WHAT TO PRODUCE: In the listing below, rename "down-clue" to "vertical-clue" in every line from the first line up to and including the line with "- answer-cell[interactable]: [480, 594, 505, 619]", and leave everything else unchanged. Return only those lines.

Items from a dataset
┌──

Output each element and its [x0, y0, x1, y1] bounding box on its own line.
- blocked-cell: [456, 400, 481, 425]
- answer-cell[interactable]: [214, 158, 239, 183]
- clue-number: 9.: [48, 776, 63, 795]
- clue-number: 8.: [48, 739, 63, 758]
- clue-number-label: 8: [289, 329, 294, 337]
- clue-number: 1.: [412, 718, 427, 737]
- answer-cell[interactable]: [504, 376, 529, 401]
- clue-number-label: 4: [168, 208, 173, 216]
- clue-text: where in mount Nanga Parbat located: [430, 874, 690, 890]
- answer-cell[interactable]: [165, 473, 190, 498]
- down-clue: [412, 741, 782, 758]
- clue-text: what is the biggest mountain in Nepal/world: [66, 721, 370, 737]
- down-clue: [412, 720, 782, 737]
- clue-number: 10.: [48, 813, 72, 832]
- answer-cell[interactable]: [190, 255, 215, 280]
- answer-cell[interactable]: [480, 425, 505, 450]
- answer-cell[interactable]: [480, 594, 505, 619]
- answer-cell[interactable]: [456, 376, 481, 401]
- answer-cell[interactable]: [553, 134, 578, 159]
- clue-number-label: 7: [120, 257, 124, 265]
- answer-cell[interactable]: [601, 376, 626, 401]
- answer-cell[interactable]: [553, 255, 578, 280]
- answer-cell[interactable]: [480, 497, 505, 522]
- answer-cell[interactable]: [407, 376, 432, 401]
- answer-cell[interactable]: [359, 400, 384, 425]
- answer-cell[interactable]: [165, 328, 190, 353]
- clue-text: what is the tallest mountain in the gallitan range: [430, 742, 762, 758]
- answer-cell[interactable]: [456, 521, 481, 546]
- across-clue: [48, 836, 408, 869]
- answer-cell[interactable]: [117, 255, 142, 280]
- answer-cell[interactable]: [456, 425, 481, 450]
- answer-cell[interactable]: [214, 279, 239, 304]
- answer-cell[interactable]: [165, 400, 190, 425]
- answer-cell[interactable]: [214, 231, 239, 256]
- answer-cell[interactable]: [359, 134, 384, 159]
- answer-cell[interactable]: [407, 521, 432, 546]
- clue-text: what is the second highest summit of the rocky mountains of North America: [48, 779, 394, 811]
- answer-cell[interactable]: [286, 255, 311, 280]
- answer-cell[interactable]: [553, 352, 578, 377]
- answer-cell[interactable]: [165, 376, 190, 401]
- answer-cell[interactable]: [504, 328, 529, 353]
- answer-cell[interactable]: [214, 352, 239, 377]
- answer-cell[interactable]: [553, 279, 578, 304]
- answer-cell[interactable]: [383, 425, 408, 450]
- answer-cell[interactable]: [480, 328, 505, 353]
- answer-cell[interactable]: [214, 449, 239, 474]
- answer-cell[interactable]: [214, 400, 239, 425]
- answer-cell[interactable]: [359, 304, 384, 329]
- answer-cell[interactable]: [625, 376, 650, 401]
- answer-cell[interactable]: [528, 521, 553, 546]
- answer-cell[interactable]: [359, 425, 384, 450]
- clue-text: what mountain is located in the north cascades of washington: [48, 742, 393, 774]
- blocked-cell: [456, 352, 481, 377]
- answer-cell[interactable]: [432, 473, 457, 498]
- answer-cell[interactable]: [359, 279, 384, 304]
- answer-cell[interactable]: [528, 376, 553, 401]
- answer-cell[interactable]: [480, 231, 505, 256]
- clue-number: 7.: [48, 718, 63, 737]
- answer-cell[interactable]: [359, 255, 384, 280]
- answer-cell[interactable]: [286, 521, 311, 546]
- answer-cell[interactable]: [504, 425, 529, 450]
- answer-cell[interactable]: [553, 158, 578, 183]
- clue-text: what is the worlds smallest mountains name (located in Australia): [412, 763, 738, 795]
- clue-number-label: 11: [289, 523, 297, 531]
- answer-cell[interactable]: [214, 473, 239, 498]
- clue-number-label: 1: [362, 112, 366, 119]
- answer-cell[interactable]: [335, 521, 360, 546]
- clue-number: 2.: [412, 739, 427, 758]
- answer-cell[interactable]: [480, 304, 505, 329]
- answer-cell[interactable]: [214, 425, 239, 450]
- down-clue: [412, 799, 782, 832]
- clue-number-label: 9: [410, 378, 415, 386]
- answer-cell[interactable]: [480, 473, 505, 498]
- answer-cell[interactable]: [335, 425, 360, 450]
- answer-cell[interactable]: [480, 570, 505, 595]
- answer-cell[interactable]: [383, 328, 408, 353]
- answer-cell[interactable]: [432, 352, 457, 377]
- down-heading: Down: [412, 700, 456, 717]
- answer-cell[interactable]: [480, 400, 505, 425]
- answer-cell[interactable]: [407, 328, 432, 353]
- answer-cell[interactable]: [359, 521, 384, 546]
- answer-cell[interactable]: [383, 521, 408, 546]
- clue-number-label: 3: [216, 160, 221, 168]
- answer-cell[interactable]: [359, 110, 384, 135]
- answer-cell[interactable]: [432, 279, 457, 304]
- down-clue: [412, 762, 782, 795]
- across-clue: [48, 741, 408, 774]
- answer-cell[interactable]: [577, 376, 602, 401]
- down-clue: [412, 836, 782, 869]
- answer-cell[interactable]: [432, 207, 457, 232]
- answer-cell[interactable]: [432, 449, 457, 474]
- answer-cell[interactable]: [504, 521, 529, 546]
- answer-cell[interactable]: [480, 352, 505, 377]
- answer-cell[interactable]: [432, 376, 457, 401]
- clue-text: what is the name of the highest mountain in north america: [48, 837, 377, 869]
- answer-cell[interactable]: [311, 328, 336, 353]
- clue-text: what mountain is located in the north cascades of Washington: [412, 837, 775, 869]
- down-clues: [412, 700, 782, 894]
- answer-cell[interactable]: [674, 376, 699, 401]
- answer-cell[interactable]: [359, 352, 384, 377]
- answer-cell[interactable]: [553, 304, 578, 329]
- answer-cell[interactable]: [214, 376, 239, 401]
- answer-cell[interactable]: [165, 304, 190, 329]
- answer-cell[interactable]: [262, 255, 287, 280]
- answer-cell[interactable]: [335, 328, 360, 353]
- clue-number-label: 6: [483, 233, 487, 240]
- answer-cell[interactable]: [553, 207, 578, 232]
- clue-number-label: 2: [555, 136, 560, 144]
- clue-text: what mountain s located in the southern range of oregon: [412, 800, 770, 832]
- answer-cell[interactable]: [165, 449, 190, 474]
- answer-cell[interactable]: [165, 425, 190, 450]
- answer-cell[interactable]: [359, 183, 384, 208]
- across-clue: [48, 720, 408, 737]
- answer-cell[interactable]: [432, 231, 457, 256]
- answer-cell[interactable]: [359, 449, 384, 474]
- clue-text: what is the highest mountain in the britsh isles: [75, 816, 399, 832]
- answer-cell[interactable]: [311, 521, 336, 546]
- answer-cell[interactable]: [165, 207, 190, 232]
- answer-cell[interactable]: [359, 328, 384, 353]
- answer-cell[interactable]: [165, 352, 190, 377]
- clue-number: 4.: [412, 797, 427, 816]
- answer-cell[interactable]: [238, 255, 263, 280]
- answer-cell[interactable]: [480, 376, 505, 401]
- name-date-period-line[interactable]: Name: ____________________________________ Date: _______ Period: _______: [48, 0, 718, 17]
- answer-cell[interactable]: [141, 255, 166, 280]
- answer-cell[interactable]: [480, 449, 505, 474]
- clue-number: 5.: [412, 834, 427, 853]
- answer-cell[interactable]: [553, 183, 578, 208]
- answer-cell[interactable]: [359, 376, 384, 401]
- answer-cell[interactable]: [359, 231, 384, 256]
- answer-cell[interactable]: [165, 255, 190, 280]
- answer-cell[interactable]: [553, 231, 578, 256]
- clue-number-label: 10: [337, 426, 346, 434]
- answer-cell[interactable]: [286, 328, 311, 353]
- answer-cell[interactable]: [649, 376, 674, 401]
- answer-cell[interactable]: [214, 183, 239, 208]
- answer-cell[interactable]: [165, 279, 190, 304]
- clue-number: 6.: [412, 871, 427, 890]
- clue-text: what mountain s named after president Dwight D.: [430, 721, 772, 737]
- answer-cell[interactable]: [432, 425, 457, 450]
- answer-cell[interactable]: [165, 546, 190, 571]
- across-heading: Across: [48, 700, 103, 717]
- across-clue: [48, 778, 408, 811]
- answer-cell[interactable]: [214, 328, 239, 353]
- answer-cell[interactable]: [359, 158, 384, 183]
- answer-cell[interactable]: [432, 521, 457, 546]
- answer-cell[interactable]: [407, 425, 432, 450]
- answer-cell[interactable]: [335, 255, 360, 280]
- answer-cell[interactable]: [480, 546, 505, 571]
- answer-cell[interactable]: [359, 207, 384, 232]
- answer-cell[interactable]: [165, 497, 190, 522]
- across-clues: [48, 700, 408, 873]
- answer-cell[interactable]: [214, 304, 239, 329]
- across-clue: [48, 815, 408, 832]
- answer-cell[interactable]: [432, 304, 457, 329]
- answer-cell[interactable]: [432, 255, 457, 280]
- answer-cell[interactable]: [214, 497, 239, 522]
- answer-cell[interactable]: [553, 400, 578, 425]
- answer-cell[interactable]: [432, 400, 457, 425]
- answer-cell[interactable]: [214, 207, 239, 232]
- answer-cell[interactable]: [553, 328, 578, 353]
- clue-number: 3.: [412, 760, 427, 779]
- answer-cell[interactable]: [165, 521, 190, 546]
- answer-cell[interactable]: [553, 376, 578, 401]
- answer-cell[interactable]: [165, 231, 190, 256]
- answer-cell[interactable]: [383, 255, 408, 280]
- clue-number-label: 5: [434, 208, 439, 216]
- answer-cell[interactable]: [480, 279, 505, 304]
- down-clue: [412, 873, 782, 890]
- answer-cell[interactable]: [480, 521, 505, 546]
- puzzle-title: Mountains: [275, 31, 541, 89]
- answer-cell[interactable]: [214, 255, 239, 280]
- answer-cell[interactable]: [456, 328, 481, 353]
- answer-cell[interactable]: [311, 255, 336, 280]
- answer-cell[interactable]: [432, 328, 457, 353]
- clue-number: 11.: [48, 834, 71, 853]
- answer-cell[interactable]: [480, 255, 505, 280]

└──

CORRECT ANSWER:
Output each element and its [x0, y0, x1, y1] bounding box on its own line.
- blocked-cell: [456, 400, 481, 425]
- answer-cell[interactable]: [214, 158, 239, 183]
- clue-number: 9.: [48, 776, 63, 795]
- clue-number: 8.: [48, 739, 63, 758]
- clue-number-label: 8: [289, 329, 294, 337]
- clue-number: 1.: [412, 718, 427, 737]
- answer-cell[interactable]: [504, 376, 529, 401]
- clue-number-label: 4: [168, 208, 173, 216]
- clue-text: where in mount Nanga Parbat located: [430, 874, 690, 890]
- answer-cell[interactable]: [165, 473, 190, 498]
- vertical-clue: [412, 741, 782, 758]
- clue-text: what is the biggest mountain in Nepal/world: [66, 721, 370, 737]
- vertical-clue: [412, 720, 782, 737]
- clue-number: 10.: [48, 813, 72, 832]
- answer-cell[interactable]: [190, 255, 215, 280]
- answer-cell[interactable]: [480, 425, 505, 450]
- answer-cell[interactable]: [480, 594, 505, 619]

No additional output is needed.